- [Task brief]: Tally every line featuring "составляет", then give that tally alone.

***** Data rows

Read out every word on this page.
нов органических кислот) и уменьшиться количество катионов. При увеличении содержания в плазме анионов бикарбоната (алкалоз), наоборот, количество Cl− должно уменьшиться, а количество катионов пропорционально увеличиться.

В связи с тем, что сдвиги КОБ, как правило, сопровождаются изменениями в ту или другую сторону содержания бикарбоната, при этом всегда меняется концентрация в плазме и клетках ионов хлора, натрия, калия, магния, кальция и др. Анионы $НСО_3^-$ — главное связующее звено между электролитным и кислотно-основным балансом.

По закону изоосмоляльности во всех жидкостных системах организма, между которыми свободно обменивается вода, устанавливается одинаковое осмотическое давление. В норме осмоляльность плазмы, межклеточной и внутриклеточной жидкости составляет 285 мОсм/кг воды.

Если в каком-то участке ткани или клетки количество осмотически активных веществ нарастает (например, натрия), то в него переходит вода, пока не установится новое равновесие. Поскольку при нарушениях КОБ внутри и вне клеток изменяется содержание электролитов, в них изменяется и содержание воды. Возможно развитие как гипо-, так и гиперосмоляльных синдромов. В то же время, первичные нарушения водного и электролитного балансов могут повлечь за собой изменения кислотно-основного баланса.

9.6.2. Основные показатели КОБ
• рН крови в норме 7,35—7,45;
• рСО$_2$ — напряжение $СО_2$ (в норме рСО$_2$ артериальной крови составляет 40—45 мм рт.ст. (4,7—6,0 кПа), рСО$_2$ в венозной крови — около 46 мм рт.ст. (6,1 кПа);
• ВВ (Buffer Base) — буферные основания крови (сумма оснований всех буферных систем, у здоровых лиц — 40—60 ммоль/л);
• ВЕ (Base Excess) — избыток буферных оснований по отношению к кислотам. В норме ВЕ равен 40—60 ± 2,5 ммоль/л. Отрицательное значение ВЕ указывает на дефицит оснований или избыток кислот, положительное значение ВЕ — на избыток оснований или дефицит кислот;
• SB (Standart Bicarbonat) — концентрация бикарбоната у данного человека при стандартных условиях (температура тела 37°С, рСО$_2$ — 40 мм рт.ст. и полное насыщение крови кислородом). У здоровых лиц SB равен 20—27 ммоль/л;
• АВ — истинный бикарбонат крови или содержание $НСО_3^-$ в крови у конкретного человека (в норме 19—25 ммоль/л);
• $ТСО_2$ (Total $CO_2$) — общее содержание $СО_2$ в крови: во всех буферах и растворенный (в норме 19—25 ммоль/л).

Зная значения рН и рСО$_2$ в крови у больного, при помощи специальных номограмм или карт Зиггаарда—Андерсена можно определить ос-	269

**********

- [Result for this task]: 2